**What is required:**
Copy all of the records below verbatim.
## Start Provided material
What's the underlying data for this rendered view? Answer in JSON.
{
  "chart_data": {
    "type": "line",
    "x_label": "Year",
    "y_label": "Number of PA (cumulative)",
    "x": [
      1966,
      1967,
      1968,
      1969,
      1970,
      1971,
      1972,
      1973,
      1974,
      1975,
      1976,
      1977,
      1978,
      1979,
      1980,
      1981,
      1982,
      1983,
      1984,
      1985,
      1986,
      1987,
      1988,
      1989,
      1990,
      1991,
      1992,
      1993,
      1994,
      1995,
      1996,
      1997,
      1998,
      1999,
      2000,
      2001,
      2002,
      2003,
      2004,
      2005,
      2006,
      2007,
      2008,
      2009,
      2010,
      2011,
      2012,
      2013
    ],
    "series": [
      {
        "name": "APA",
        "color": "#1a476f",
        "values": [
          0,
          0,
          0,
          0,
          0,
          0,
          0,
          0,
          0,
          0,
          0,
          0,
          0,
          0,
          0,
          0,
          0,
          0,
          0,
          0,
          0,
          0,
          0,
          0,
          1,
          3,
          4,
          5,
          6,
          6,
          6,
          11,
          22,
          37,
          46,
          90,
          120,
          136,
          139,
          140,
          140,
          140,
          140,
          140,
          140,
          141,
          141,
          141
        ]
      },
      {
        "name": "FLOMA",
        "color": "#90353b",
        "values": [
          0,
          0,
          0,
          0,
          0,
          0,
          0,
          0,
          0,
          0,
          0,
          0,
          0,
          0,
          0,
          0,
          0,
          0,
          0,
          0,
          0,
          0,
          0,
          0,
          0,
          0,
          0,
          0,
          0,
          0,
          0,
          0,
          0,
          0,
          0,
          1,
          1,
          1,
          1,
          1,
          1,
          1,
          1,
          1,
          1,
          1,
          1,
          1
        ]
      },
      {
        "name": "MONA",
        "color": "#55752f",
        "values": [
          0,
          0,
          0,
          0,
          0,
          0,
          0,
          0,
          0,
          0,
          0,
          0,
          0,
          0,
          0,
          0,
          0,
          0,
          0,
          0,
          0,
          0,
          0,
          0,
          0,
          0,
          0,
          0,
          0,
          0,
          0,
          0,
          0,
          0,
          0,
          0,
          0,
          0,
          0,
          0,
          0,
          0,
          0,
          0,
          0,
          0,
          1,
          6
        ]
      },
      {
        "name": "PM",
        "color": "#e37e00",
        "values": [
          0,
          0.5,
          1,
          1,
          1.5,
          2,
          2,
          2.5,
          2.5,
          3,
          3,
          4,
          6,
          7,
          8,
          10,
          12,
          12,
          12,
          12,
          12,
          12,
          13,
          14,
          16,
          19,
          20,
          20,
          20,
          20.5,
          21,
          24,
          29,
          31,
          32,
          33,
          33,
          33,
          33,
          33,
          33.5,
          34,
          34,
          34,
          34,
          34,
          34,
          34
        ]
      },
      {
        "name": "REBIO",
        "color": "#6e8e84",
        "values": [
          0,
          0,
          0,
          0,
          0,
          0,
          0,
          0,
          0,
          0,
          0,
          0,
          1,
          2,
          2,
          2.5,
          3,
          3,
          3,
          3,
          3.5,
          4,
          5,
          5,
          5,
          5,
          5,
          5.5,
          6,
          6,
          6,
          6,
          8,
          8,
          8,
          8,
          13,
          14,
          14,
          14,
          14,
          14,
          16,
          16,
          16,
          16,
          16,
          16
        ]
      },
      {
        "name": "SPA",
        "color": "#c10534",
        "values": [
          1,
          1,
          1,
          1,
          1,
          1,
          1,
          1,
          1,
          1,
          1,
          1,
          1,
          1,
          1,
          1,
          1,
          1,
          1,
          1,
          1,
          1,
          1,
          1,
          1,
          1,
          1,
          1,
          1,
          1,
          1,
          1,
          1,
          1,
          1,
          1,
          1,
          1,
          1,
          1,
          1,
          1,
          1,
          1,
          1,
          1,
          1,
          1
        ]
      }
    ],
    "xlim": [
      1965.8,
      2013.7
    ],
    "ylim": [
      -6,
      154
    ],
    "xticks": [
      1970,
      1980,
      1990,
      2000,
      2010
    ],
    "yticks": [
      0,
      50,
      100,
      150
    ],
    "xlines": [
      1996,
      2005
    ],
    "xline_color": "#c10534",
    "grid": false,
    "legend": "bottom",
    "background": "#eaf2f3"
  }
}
## End Provided material
**Exercise output:**
What's the underlying data for this rendered view? Answer in JSON.
{
  "chart_data": {
    "type": "line",
    "x_label": "Year",
    "y_label": "Number of PA (cumulative)",
    "x": [
      1966,
      1967,
      1968,
      1969,
      1970,
      1971,
      1972,
      1973,
      1974,
      1975,
      1976,
      1977,
      1978,
      1979,
      1980,
      1981,
      1982,
      1983,
      1984,
      1985,
      1986,
      1987,
      1988,
      1989,
      1990,
      1991,
      1992,
      1993,
      1994,
      1995,
      1996,
      1997,
      1998,
      1999,
      2000,
      2001,
      2002,
      2003,
      2004,
      2005,
      2006,
      2007,
      2008,
      2009,
      2010,
      2011,
      2012,
      2013
    ],
    "series": [
      {
        "name": "APA",
        "color": "#1a476f",
        "values": [
          0,
          0,
          0,
          0,
          0,
          0,
          0,
          0,
          0,
          0,
          0,
          0,
          0,
          0,
          0,
          0,
          0,
          0,
          0,
          0,
          0,
          0,
          0,
          0,
          1,
          3,
          4,
          5,
          6,
          6,
          6,
          11,
          22,
          37,
          46,
          90,
          120,
          136,
          139,
          140,
          140,
          140,
          140,
          140,
          140,
          141,
          141,
          141
        ]
      },
      {
        "name": "FLOMA",
        "color": "#90353b",
        "values": [
          0,
          0,
          0,
          0,
          0,
          0,
          0,
          0,
          0,
          0,
          0,
          0,
          0,
          0,
          0,
          0,
          0,
          0,
          0,
          0,
          0,
          0,
          0,
          0,
          0,
          0,
          0,
          0,
          0,
          0,
          0,
          0,
          0,
          0,
          0,
          1,
          1,
          1,
          1,
          1,
          1,
          1,
          1,
          1,
          1,
          1,
          1,
          1
        ]
      },
      {
        "name": "MONA",
        "color": "#55752f",
        "values": [
          0,
          0,
          0,
          0,
          0,
          0,
          0,
          0,
          0,
          0,
          0,
          0,
          0,
          0,
          0,
          0,
          0,
          0,
          0,
          0,
          0,
          0,
          0,
          0,
          0,
          0,
          0,
          0,
          0,
          0,
          0,
          0,
          0,
          0,
          0,
          0,
          0,
          0,
          0,
          0,
          0,
          0,
          0,
          0,
          0,
          0,
          1,
          6
        ]
      },
      {
        "name": "PM",
        "color": "#e37e00",
        "values": [
          0,
          0.5,
          1,
          1,
          1.5,
          2,
          2,
          2.5,
          2.5,
          3,
          3,
          4,
          6,
          7,
          8,
          10,
          12,
          12,
          12,
          12,
          12,
          12,
          13,
          14,
          16,
          19,
          20,
          20,
          20,
          20.5,
          21,
          24,
          29,
          31,
          32,
          33,
          33,
          33,
          33,
          33,
          33.5,
          34,
          34,
          34,
          34,
          34,
          34,
          34
        ]
      },
      {
        "name": "REBIO",
        "color": "#6e8e84",
        "values": [
          0,
          0,
          0,
          0,
          0,
          0,
          0,
          0,
          0,
          0,
          0,
          0,
          1,
          2,
          2,
          2.5,
          3,
          3,
          3,
          3,
          3.5,
          4,
          5,
          5,
          5,
          5,
          5,
          5.5,
          6,
          6,
          6,
          6,
          8,
          8,
          8,
          8,
          13,
          14,
          14,
          14,
          14,
          14,
          16,
          16,
          16,
          16,
          16,
          16
        ]
      },
      {
        "name": "SPA",
        "color": "#c10534",
        "values": [
          1,
          1,
          1,
          1,
          1,
          1,
          1,
          1,
          1,
          1,
          1,
          1,
          1,
          1,
          1,
          1,
          1,
          1,
          1,
          1,
          1,
          1,
          1,
          1,
          1,
          1,
          1,
          1,
          1,
          1,
          1,
          1,
          1,
          1,
          1,
          1,
          1,
          1,
          1,
          1,
          1,
          1,
          1,
          1,
          1,
          1,
          1,
          1
        ]
      }
    ],
    "xlim": [
      1965.8,
      2013.7
    ],
    "ylim": [
      -6,
      154
    ],
    "xticks": [
      1970,
      1980,
      1990,
      2000,
      2010
    ],
    "yticks": [
      0,
      50,
      100,
      150
    ],
    "xlines": [
      1996,
      2005
    ],
    "xline_color": "#c10534",
    "grid": false,
    "legend": "bottom",
    "background": "#eaf2f3"
  }
}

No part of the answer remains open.